Material supplied START

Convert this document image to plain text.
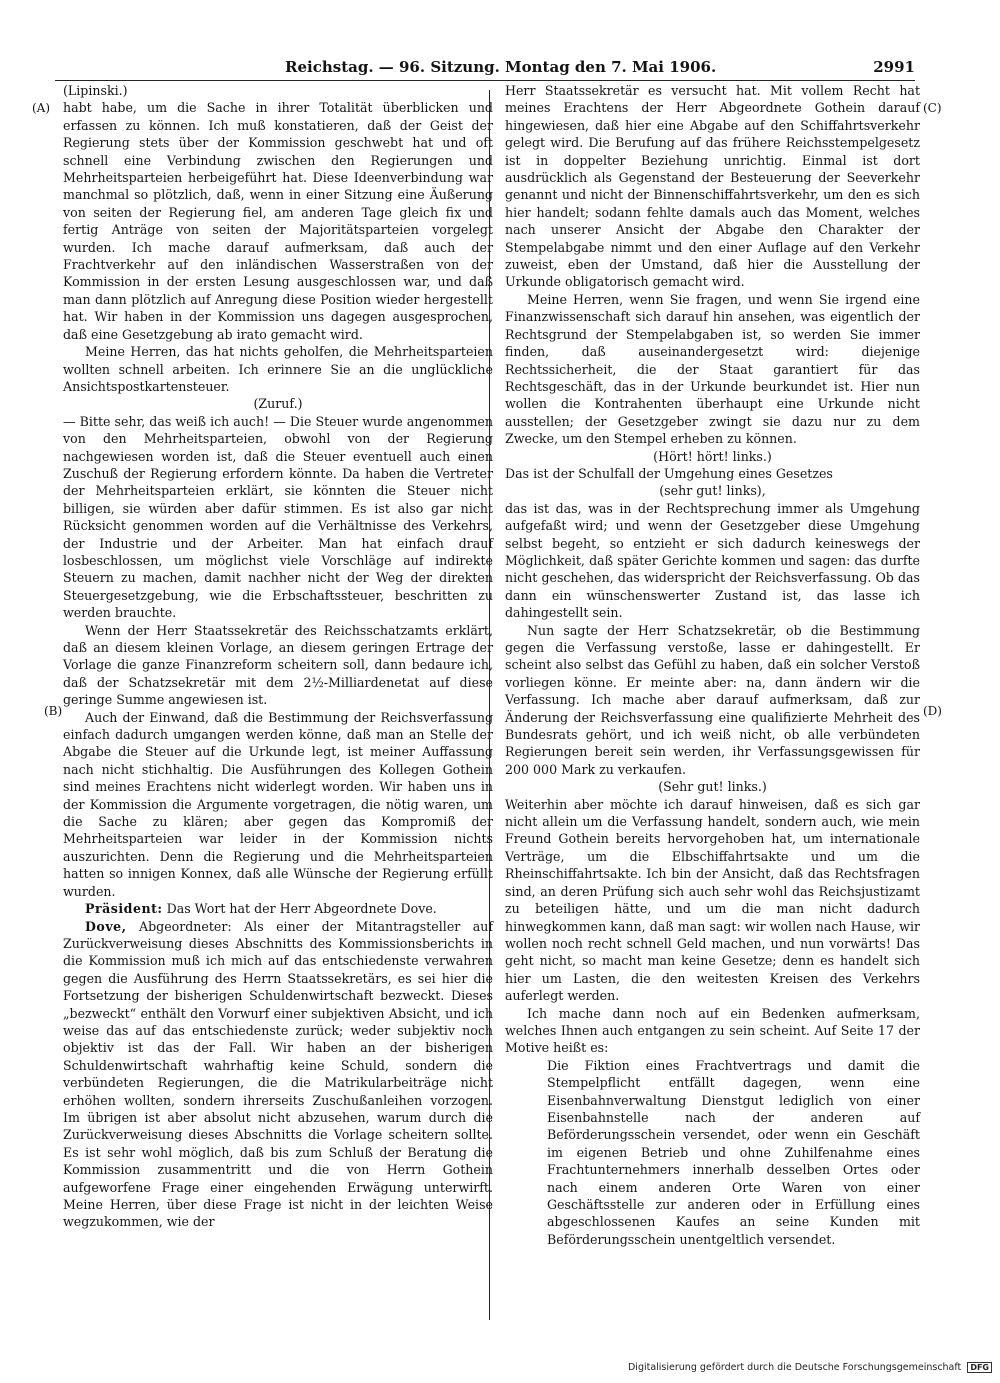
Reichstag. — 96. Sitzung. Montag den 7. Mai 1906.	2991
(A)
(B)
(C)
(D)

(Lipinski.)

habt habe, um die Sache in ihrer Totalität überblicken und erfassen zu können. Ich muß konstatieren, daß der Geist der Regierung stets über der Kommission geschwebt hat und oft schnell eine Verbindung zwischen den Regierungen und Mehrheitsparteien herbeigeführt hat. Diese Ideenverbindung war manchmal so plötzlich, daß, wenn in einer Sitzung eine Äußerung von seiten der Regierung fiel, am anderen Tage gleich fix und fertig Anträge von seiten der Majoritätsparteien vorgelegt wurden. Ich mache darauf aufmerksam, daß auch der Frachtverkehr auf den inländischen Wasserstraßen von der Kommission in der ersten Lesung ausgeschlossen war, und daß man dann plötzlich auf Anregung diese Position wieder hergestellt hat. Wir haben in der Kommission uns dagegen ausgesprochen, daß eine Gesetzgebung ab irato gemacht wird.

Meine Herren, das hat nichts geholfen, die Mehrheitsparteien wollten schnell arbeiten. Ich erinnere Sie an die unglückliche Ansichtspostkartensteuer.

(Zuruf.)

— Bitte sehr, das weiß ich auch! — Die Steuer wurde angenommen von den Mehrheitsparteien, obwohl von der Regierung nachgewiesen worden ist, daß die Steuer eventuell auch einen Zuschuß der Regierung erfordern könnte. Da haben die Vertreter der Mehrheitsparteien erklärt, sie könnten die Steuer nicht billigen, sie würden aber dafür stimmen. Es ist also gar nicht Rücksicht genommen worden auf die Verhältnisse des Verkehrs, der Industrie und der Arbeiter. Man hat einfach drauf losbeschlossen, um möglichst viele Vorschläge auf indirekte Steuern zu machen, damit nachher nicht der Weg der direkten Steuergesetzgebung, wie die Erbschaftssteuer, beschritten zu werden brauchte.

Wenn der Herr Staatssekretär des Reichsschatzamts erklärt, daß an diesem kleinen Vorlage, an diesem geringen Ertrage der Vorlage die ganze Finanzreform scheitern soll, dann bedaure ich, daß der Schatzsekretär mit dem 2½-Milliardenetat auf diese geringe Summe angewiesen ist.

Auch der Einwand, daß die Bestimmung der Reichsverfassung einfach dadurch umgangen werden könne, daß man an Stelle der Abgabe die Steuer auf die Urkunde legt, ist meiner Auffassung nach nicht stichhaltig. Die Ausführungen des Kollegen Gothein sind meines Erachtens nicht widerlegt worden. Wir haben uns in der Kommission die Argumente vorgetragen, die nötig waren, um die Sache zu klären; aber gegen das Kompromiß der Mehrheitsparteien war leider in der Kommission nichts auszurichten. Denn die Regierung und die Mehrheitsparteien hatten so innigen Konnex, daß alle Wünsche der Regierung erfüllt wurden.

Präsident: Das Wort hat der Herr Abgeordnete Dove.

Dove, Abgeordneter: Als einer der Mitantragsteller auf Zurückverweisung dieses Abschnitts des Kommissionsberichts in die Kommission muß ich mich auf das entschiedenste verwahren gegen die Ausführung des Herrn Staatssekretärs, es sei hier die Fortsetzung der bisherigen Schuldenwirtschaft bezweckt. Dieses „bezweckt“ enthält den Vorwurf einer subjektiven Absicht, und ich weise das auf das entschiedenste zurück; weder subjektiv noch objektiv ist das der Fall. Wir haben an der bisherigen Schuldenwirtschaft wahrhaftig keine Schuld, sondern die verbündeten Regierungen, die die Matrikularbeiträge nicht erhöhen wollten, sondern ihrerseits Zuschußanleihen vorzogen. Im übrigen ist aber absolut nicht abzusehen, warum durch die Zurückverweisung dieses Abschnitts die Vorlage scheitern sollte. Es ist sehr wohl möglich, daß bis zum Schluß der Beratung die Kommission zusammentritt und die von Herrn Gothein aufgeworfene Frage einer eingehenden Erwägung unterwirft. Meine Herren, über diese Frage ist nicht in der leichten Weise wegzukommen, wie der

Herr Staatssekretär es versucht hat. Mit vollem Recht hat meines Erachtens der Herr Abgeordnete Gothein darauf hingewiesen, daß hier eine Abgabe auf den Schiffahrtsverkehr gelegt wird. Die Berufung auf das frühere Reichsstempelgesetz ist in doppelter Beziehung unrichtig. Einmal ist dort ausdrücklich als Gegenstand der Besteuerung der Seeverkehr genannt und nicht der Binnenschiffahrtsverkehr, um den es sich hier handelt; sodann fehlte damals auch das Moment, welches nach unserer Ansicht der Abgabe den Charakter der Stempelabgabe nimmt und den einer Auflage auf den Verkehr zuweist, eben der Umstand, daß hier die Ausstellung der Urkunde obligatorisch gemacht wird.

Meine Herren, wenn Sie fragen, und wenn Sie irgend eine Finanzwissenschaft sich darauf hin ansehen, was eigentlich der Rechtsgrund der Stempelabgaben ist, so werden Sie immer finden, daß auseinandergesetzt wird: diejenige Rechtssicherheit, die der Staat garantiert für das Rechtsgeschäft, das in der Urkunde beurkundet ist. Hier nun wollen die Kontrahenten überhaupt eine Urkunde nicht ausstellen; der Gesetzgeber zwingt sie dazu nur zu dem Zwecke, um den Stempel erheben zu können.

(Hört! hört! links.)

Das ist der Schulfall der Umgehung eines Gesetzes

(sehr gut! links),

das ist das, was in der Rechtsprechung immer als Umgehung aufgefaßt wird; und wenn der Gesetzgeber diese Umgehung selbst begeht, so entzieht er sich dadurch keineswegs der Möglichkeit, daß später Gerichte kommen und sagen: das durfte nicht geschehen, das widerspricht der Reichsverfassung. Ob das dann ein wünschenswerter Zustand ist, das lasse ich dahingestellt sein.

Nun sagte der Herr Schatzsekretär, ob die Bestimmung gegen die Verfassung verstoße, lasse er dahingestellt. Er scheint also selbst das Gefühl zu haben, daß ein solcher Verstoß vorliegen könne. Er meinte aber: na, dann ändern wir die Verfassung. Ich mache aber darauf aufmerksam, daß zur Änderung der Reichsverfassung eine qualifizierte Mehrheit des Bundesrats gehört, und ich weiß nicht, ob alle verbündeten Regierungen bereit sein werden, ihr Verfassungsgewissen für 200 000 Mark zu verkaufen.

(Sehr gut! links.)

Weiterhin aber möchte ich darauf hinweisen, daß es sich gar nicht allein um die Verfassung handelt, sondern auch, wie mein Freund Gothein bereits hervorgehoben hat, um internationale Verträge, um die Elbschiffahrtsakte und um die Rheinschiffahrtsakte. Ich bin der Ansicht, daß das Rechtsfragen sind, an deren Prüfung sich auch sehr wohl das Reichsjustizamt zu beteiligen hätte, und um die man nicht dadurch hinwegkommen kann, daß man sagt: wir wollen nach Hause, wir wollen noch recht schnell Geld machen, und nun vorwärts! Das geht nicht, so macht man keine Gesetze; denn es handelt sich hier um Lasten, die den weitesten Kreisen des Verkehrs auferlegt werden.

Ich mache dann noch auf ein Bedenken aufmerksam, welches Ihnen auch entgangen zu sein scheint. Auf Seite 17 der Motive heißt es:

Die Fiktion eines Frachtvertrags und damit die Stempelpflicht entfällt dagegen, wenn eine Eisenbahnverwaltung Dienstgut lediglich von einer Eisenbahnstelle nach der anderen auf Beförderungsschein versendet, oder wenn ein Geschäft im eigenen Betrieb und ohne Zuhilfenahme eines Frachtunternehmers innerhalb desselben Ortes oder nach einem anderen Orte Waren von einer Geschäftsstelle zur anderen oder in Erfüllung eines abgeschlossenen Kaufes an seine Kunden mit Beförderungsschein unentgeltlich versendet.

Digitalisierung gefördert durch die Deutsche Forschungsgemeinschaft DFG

Material supplied END
Material supplied START

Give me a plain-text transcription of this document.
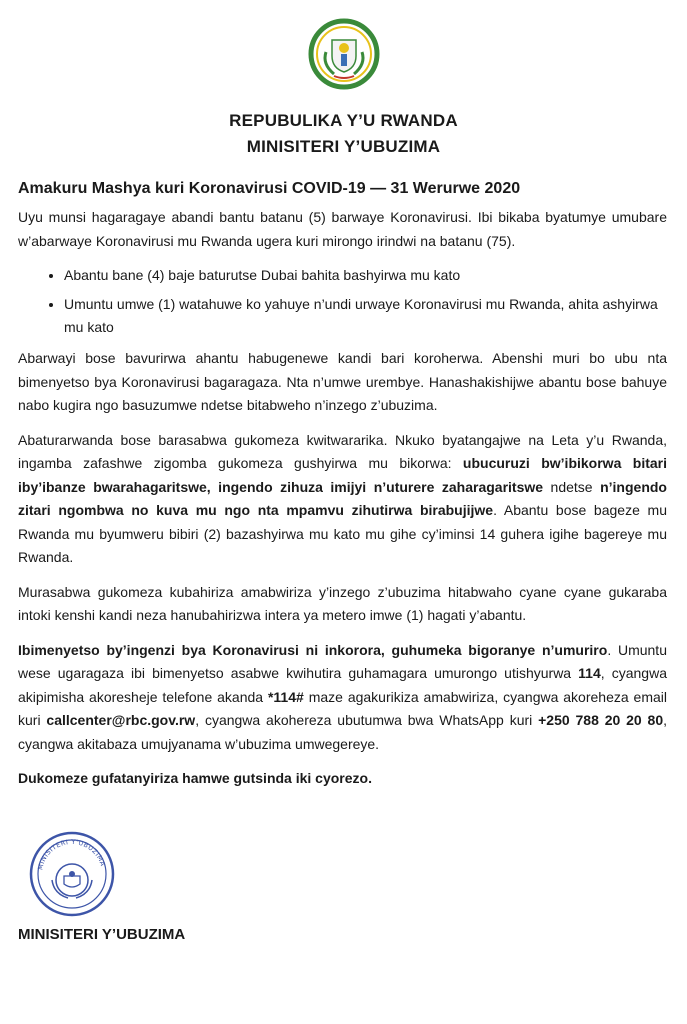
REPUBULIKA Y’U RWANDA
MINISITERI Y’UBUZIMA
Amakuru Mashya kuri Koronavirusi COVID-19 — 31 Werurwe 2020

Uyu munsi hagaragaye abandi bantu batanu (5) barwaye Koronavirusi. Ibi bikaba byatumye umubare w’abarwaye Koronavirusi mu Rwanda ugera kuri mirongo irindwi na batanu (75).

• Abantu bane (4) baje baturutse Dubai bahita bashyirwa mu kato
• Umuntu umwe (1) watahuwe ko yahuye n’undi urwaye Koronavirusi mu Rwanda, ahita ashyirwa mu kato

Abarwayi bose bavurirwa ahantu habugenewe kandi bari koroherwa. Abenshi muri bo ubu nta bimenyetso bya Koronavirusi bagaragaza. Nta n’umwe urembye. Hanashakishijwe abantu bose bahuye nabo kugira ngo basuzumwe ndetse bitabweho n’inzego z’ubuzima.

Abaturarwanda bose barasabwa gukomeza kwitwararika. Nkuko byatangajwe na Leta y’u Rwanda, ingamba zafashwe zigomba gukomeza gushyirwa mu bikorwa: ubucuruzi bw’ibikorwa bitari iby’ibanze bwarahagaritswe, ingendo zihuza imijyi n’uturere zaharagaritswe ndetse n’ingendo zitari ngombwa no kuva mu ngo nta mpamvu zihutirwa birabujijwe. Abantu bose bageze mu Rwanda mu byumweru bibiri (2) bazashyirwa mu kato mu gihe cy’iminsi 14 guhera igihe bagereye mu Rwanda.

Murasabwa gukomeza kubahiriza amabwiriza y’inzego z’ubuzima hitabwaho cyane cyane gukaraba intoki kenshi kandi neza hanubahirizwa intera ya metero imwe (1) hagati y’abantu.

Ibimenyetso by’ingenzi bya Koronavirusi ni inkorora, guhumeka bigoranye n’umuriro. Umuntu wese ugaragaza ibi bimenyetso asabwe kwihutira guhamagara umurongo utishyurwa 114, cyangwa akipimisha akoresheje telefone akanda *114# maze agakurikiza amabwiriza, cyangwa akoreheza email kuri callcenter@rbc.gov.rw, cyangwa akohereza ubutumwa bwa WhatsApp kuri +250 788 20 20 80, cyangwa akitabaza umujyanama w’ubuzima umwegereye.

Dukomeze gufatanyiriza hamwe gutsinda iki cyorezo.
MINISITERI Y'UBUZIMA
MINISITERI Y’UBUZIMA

Material supplied END
Material supplied START

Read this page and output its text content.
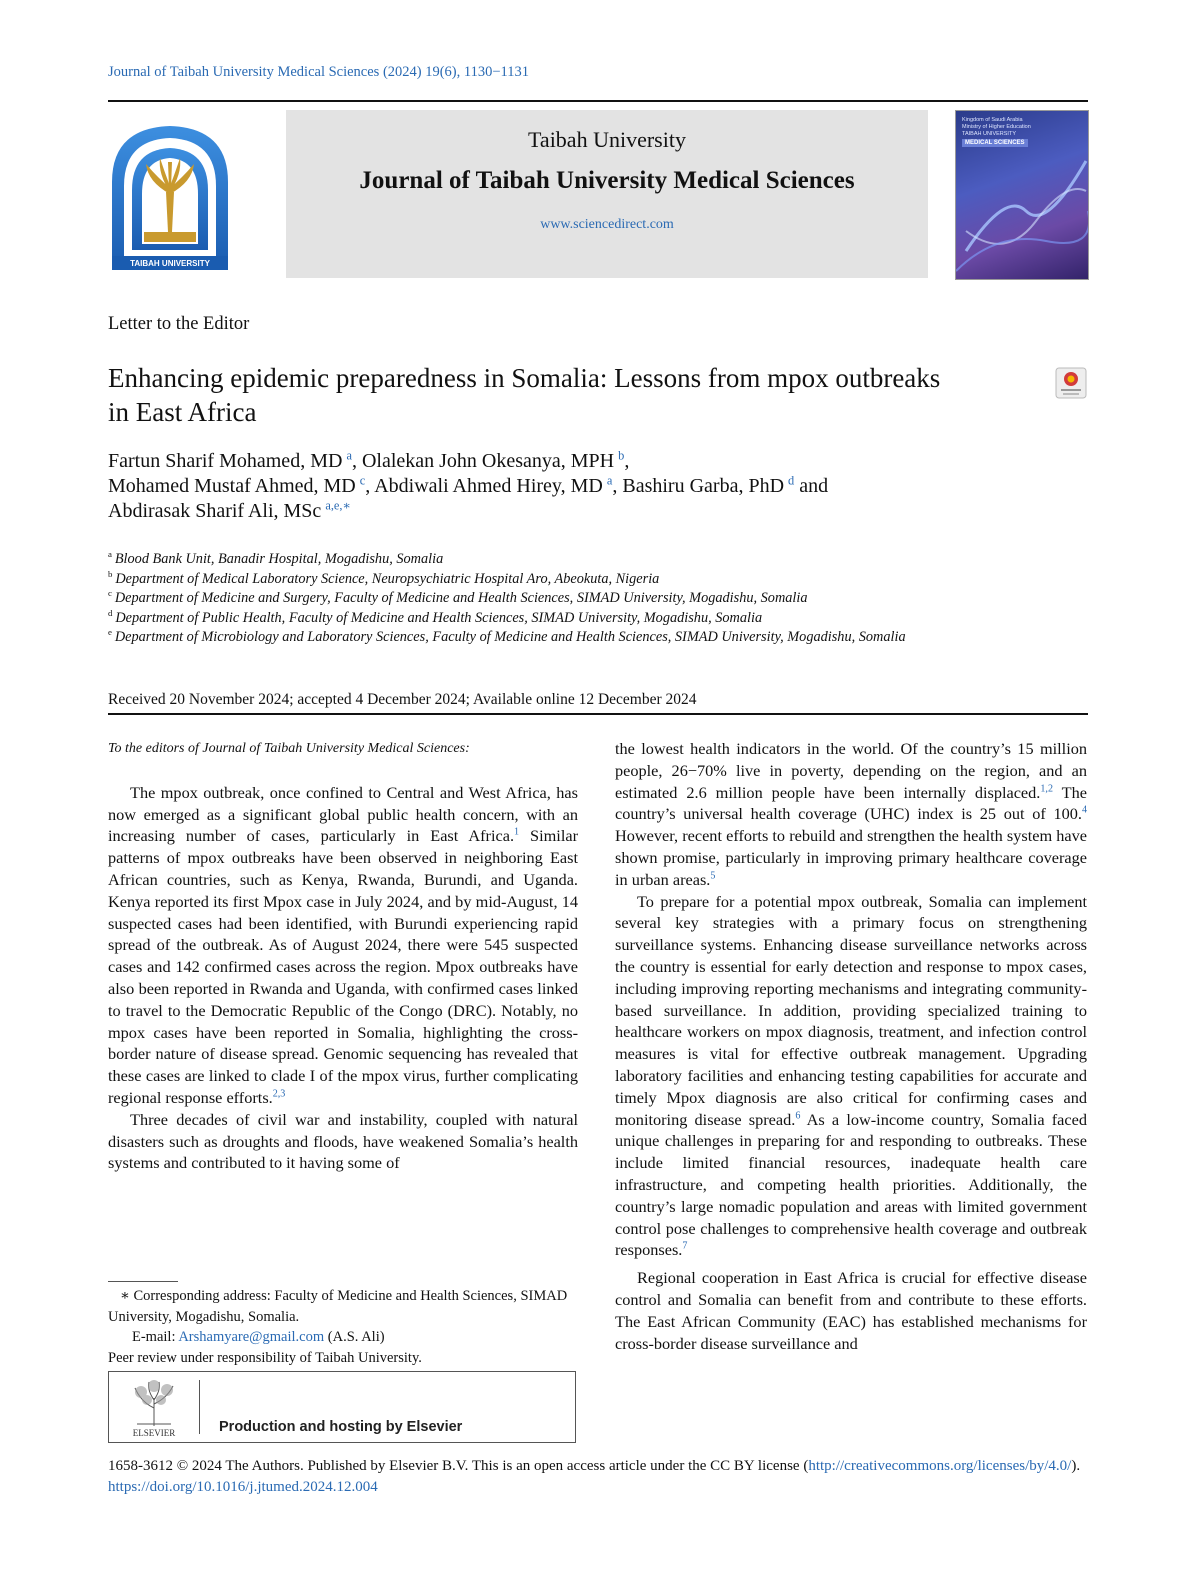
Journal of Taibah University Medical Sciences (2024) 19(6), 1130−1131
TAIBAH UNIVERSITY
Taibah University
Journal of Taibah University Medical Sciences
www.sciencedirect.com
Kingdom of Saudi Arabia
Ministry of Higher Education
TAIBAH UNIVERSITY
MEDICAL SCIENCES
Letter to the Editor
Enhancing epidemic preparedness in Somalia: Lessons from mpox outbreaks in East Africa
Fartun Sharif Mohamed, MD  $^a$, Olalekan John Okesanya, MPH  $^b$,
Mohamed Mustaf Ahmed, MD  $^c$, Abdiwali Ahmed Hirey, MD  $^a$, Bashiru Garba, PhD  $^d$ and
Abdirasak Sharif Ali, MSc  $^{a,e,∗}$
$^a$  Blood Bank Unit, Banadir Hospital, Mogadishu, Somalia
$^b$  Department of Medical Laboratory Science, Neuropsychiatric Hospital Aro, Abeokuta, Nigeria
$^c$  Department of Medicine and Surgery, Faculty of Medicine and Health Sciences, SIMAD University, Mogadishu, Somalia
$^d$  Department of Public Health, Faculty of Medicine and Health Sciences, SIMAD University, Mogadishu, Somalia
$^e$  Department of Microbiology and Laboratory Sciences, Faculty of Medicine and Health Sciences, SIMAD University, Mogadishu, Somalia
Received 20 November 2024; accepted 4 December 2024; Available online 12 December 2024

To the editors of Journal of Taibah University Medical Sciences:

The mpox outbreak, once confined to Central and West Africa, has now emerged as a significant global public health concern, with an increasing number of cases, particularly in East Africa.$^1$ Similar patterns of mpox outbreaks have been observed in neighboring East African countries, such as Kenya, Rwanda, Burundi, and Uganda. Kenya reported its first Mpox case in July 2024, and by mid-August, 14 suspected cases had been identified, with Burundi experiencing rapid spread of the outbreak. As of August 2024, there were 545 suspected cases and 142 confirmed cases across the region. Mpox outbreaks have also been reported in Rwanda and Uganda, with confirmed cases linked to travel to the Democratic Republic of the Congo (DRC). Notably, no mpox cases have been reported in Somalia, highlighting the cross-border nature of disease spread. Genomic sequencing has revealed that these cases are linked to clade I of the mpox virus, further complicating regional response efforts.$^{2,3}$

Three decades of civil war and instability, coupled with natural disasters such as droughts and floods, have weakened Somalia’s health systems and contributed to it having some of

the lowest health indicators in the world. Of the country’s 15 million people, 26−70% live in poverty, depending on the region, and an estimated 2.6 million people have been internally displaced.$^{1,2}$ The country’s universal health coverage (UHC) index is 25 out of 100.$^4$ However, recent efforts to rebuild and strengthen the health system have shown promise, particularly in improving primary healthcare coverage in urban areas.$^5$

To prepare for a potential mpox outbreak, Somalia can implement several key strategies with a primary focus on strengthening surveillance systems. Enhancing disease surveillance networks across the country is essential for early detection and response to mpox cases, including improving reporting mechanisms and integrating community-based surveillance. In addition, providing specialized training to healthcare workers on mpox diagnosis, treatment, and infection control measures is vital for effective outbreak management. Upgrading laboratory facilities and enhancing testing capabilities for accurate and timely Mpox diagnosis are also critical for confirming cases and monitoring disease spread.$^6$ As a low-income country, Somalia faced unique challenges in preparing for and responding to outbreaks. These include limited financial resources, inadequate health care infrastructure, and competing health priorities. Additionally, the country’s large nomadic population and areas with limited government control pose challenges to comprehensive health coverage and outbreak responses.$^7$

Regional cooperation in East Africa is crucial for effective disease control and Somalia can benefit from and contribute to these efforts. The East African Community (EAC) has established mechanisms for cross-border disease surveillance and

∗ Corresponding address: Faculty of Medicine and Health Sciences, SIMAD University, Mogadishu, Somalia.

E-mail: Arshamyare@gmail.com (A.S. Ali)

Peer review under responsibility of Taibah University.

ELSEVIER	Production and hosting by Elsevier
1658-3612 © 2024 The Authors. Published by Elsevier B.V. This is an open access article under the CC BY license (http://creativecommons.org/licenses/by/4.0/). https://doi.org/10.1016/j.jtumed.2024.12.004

Material supplied END

_Exercise description_. Return, in full, every line of these entries that holds "Mogadishu".

_Task output_.
$^a$  Blood Bank Unit, Banadir Hospital, Mogadishu, Somalia
$^c$  Department of Medicine and Surgery, Faculty of Medicine and Health Sciences, SIMAD University, Mogadishu, Somalia
$^d$  Department of Public Health, Faculty of Medicine and Health Sciences, SIMAD University, Mogadishu, Somalia
$^e$  Department of Microbiology and Laboratory Sciences, Faculty of Medicine and Health Sciences, SIMAD University, Mogadishu, Somalia
∗ Corresponding address: Faculty of Medicine and Health Sciences, SIMAD University, Mogadishu, Somalia.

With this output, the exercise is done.